▸ **Task prompt**: Where a line in the listing contains the string "bulletin", copy that line out.

Figure data in JSON
_ _ _ _ _
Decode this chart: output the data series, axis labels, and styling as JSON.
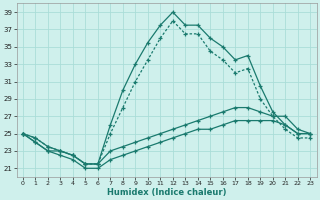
{
  "xlabel": "Humidex (Indice chaleur)",
  "bg_color": "#cff0ec",
  "grid_color": "#aaddd8",
  "line_color": "#1a7a6e",
  "xlim": [
    -0.5,
    23.5
  ],
  "ylim": [
    20,
    40
  ],
  "yticks": [
    21,
    23,
    25,
    27,
    29,
    31,
    33,
    35,
    37,
    39
  ],
  "xticks": [
    0,
    1,
    2,
    3,
    4,
    5,
    6,
    7,
    8,
    9,
    10,
    11,
    12,
    13,
    14,
    15,
    16,
    17,
    18,
    19,
    20,
    21,
    22,
    23
  ],
  "series1": [
    25.0,
    24.5,
    23.5,
    23.0,
    22.5,
    21.5,
    21.5,
    26.0,
    30.0,
    33.0,
    35.5,
    37.5,
    39.0,
    37.5,
    37.5,
    36.0,
    35.0,
    33.5,
    34.0,
    30.5,
    27.5,
    26.0,
    25.0,
    25.0
  ],
  "series2": [
    25.0,
    24.5,
    23.5,
    23.0,
    22.5,
    21.5,
    21.5,
    25.0,
    28.0,
    31.0,
    33.5,
    36.0,
    38.0,
    36.5,
    36.5,
    34.5,
    33.5,
    32.0,
    32.5,
    29.0,
    27.0,
    25.5,
    24.5,
    24.5
  ],
  "series3": [
    25.0,
    24.0,
    23.0,
    23.0,
    22.5,
    21.5,
    21.5,
    23.0,
    23.5,
    24.0,
    24.5,
    25.0,
    25.5,
    26.0,
    26.5,
    27.0,
    27.5,
    28.0,
    28.0,
    27.5,
    27.0,
    27.0,
    25.5,
    25.0
  ],
  "series4": [
    25.0,
    24.0,
    23.0,
    22.5,
    22.0,
    21.0,
    21.0,
    22.0,
    22.5,
    23.0,
    23.5,
    24.0,
    24.5,
    25.0,
    25.5,
    25.5,
    26.0,
    26.5,
    26.5,
    26.5,
    26.5,
    26.0,
    25.0,
    25.0
  ]
}
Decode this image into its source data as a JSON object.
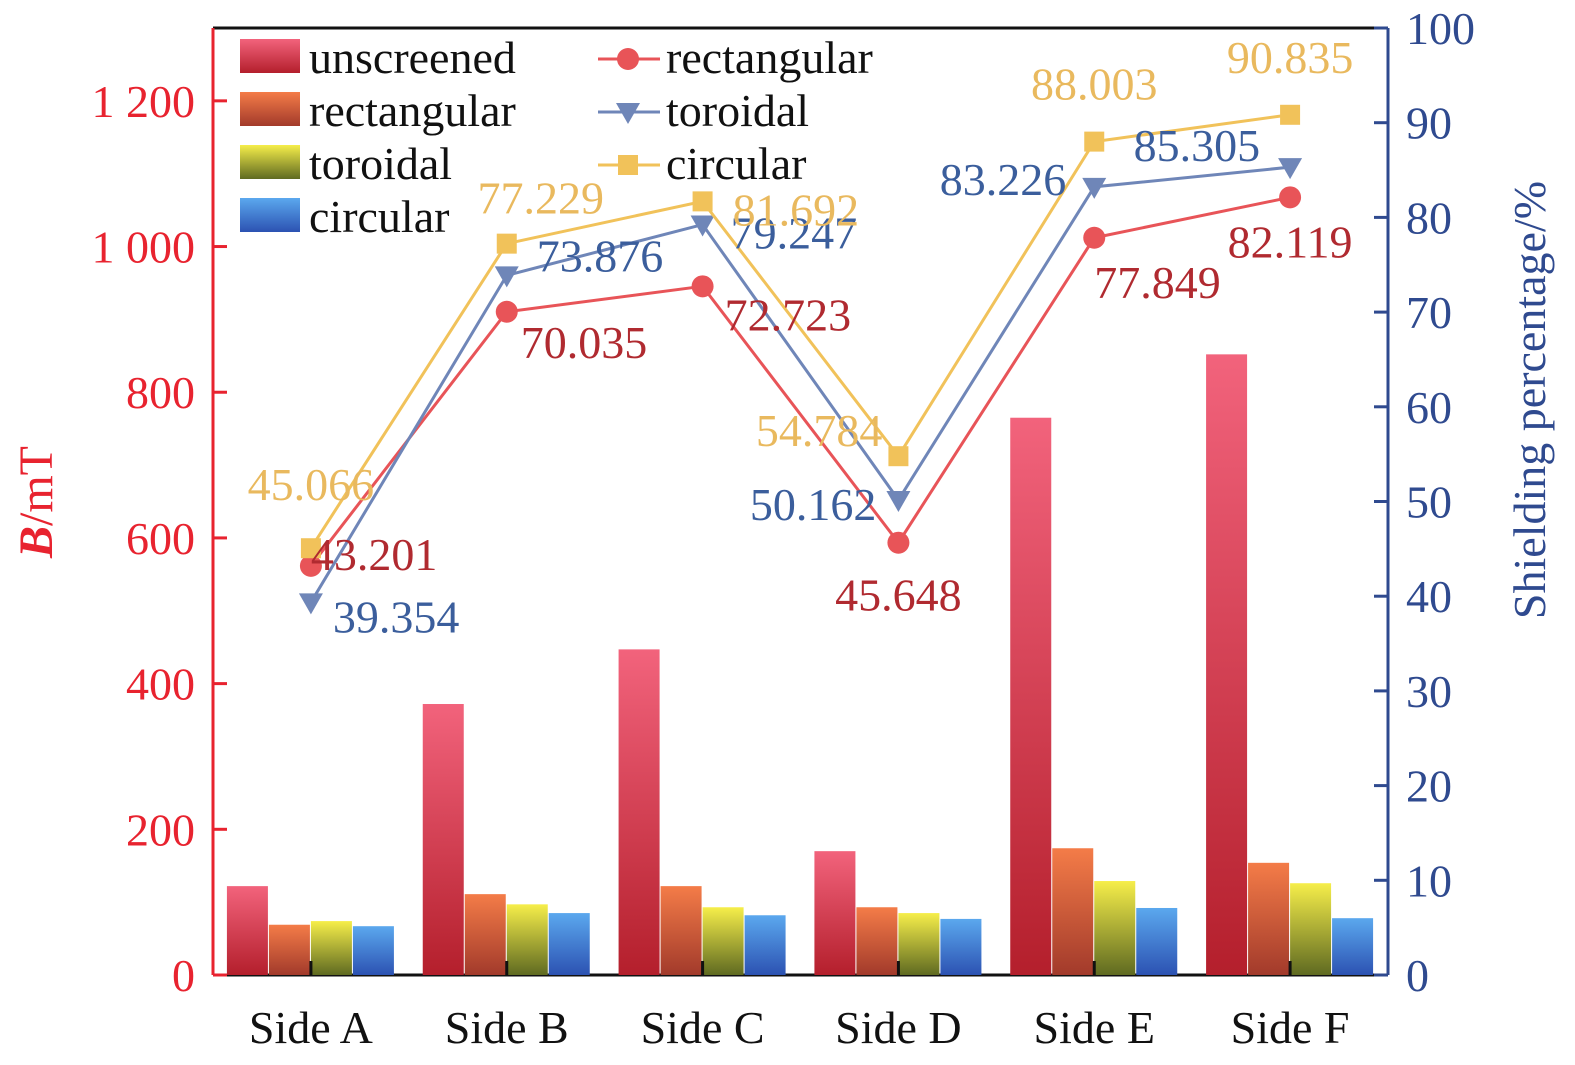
{
  "chart_data": {
    "type": "bar",
    "categories": [
      "Side A",
      "Side B",
      "Side C",
      "Side D",
      "Side E",
      "Side F"
    ],
    "ylabel_left": {
      "italic": "B",
      "rest": "/mT"
    },
    "ylabel_right": "Shielding percentage/%",
    "ylim_left": [
      0,
      1300
    ],
    "ylim_right": [
      0,
      100
    ],
    "yticks_left": [
      {
        "value": 0,
        "label": "0"
      },
      {
        "value": 200,
        "label": "200"
      },
      {
        "value": 400,
        "label": "400"
      },
      {
        "value": 600,
        "label": "600"
      },
      {
        "value": 800,
        "label": "800"
      },
      {
        "value": 1000,
        "label": "1 000"
      },
      {
        "value": 1200,
        "label": "1 200"
      }
    ],
    "yticks_right": [
      {
        "value": 0,
        "label": "0"
      },
      {
        "value": 10,
        "label": "10"
      },
      {
        "value": 20,
        "label": "20"
      },
      {
        "value": 30,
        "label": "30"
      },
      {
        "value": 40,
        "label": "40"
      },
      {
        "value": 50,
        "label": "50"
      },
      {
        "value": 60,
        "label": "60"
      },
      {
        "value": 70,
        "label": "70"
      },
      {
        "value": 80,
        "label": "80"
      },
      {
        "value": 90,
        "label": "90"
      },
      {
        "value": 100,
        "label": "100"
      }
    ],
    "bar_series": [
      {
        "name": "unscreened",
        "values": [
          122,
          372,
          447,
          170,
          765,
          852
        ],
        "color_top": "#f2637c",
        "color_bottom": "#b41f2c"
      },
      {
        "name": "rectangular",
        "values": [
          69,
          111,
          122,
          93,
          174,
          154
        ],
        "color_top": "#f47c48",
        "color_bottom": "#a23a2b"
      },
      {
        "name": "toroidal",
        "values": [
          74,
          97,
          93,
          85,
          129,
          126
        ],
        "color_top": "#f6ee4a",
        "color_bottom": "#5f6a21"
      },
      {
        "name": "circular",
        "values": [
          67,
          85,
          82,
          77,
          92,
          78
        ],
        "color_top": "#5ba8ee",
        "color_bottom": "#2c52b2"
      }
    ],
    "line_series": [
      {
        "name": "rectangular",
        "marker": "circle",
        "color": "#e85458",
        "label_color": "#b02a30",
        "values": [
          43.201,
          70.035,
          72.723,
          45.648,
          77.849,
          82.119
        ],
        "labels": [
          "43.201",
          "70.035",
          "72.723",
          "45.648",
          "77.849",
          "82.119"
        ]
      },
      {
        "name": "toroidal",
        "marker": "triangle-down",
        "color": "#6f86b8",
        "label_color": "#3b5e9c",
        "values": [
          39.354,
          73.876,
          79.247,
          50.162,
          83.226,
          85.305
        ],
        "labels": [
          "39.354",
          "73.876",
          "79.247",
          "50.162",
          "83.226",
          "85.305"
        ]
      },
      {
        "name": "circular",
        "marker": "square",
        "color": "#f1c25a",
        "label_color": "#e9b95e",
        "values": [
          45.066,
          77.229,
          81.692,
          54.784,
          88.003,
          90.835
        ],
        "labels": [
          "45.066",
          "77.229",
          "81.692",
          "54.784",
          "88.003",
          "90.835"
        ]
      }
    ],
    "colors": {
      "left_axis": "#e8232f",
      "right_axis": "#2f4a8f",
      "frame": "#111111"
    },
    "grid": false,
    "legend_position": "top-left"
  }
}
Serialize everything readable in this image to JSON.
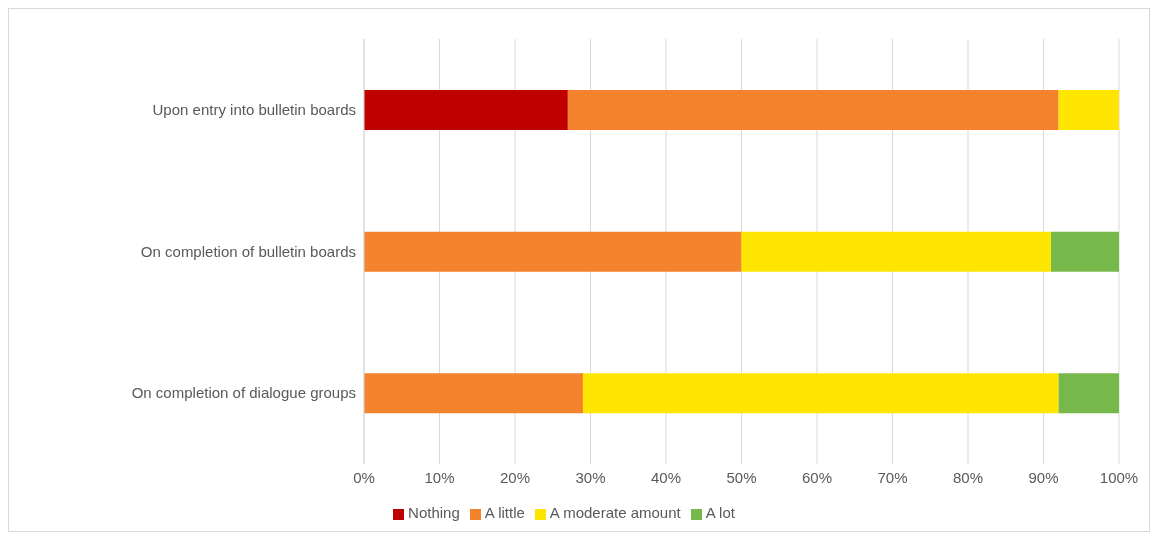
{
  "chart_data": {
    "type": "bar",
    "orientation": "horizontal",
    "stacked": true,
    "categories": [
      "Upon entry into bulletin boards",
      "On completion of bulletin boards",
      "On completion of dialogue groups"
    ],
    "series": [
      {
        "name": "Nothing",
        "color": "#c00000",
        "values": [
          27,
          0,
          0
        ]
      },
      {
        "name": "A little",
        "color": "#f5822d",
        "values": [
          65,
          50,
          29
        ]
      },
      {
        "name": "A moderate amount",
        "color": "#ffe600",
        "values": [
          8,
          41,
          63
        ]
      },
      {
        "name": "A lot",
        "color": "#77b84a",
        "values": [
          0,
          9,
          8
        ]
      }
    ],
    "xlim": [
      0,
      100
    ],
    "xticks": [
      {
        "value": 0,
        "label": "0%"
      },
      {
        "value": 10,
        "label": "10%"
      },
      {
        "value": 20,
        "label": "20%"
      },
      {
        "value": 30,
        "label": "30%"
      },
      {
        "value": 40,
        "label": "40%"
      },
      {
        "value": 50,
        "label": "50%"
      },
      {
        "value": 60,
        "label": "60%"
      },
      {
        "value": 70,
        "label": "70%"
      },
      {
        "value": 80,
        "label": "80%"
      },
      {
        "value": 90,
        "label": "90%"
      },
      {
        "value": 100,
        "label": "100%"
      }
    ],
    "grid": "x",
    "legend": "bottom"
  }
}
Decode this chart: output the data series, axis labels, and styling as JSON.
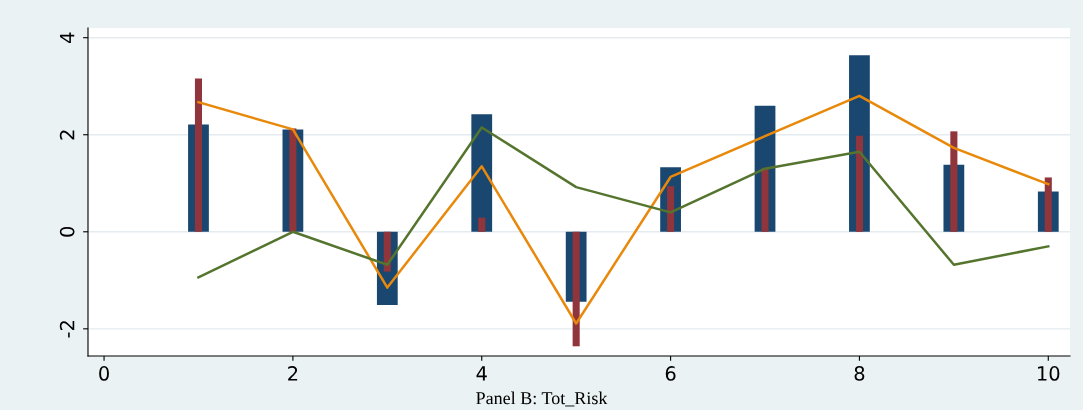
{
  "chart_data": {
    "type": "bar",
    "title": "Panel B: Tot_Risk",
    "x": [
      1,
      2,
      3,
      4,
      5,
      6,
      7,
      8,
      9,
      10
    ],
    "series": [
      {
        "color": "#1a476f",
        "values": [
          2.21,
          2.11,
          -1.51,
          2.42,
          -1.44,
          1.33,
          2.6,
          3.64,
          1.38,
          0.83
        ]
      },
      {
        "color": "#90353b",
        "values": [
          3.16,
          2.13,
          -0.82,
          0.29,
          -2.36,
          0.94,
          1.32,
          1.98,
          2.07,
          1.12
        ]
      },
      {
        "type": "line",
        "color": "#e8890c",
        "values": [
          2.67,
          2.11,
          -1.15,
          1.35,
          -1.89,
          1.13,
          1.97,
          2.8,
          1.73,
          0.98
        ]
      },
      {
        "type": "line",
        "color": "#55752f",
        "values": [
          -0.94,
          0.0,
          -0.68,
          2.15,
          0.92,
          0.4,
          1.3,
          1.65,
          -0.68,
          -0.3
        ]
      }
    ],
    "xlim": [
      -0.17,
      10.23
    ],
    "ylim": [
      -2.56,
      4.2
    ],
    "xticks": [
      0,
      2,
      4,
      6,
      8,
      10
    ],
    "yticks": [
      -2,
      0,
      2,
      4
    ],
    "grid": "y",
    "legend": false,
    "marker": "none",
    "line_style": "solid"
  }
}
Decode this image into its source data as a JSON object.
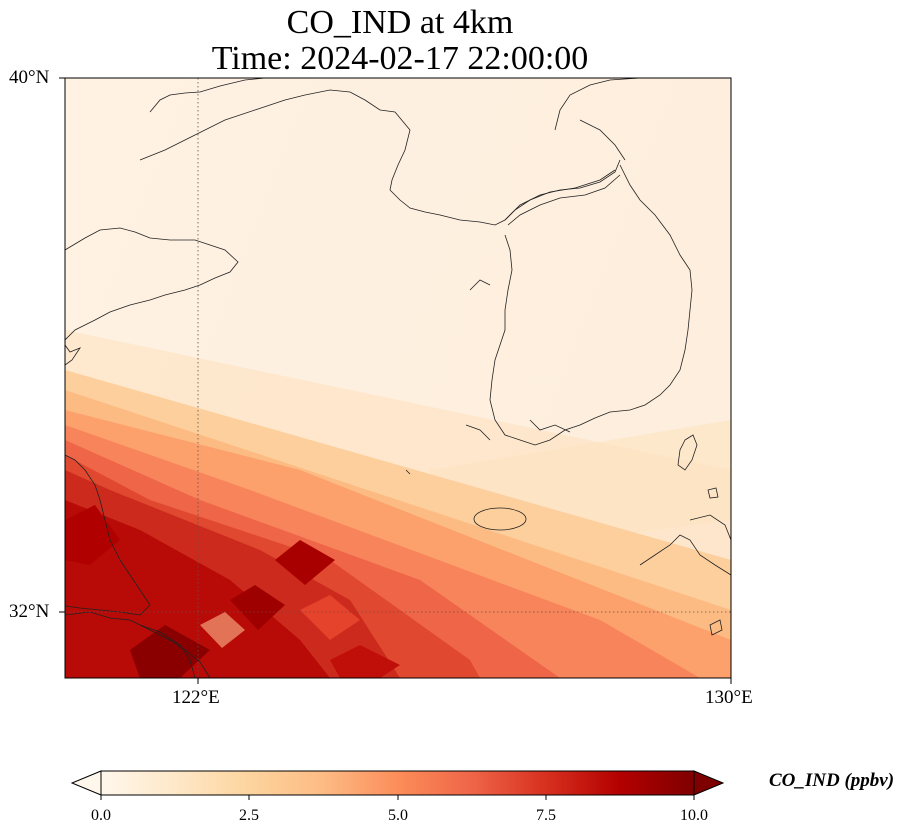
{
  "title": {
    "line1": "CO_IND at 4km",
    "line2": "Time: 2024-02-17 22:00:00"
  },
  "map": {
    "lat_ticks": [
      "40°N",
      "32°N"
    ],
    "lon_ticks": [
      "122°E",
      "130°E"
    ],
    "extent": {
      "lon_min": 120,
      "lon_max": 130,
      "lat_min": 31,
      "lat_max": 40
    },
    "gridlines": {
      "lons": [
        122
      ],
      "lats": [
        32
      ],
      "style": "dotted"
    }
  },
  "colorbar": {
    "label": "CO_IND (ppbv)",
    "ticks": [
      "0.0",
      "2.5",
      "5.0",
      "7.5",
      "10.0"
    ],
    "min": 0,
    "max": 10,
    "extend": "both",
    "cmap": [
      "#fff7ec",
      "#fee8c8",
      "#fdd49e",
      "#fdbb84",
      "#fc8d59",
      "#ef6548",
      "#d7301f",
      "#b30000",
      "#7f0000"
    ]
  }
}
_ _ _ _ _
▸ **Solution for this exercise**:
      "Upon entry into bulletin boards",
      "On completion of bulletin boards",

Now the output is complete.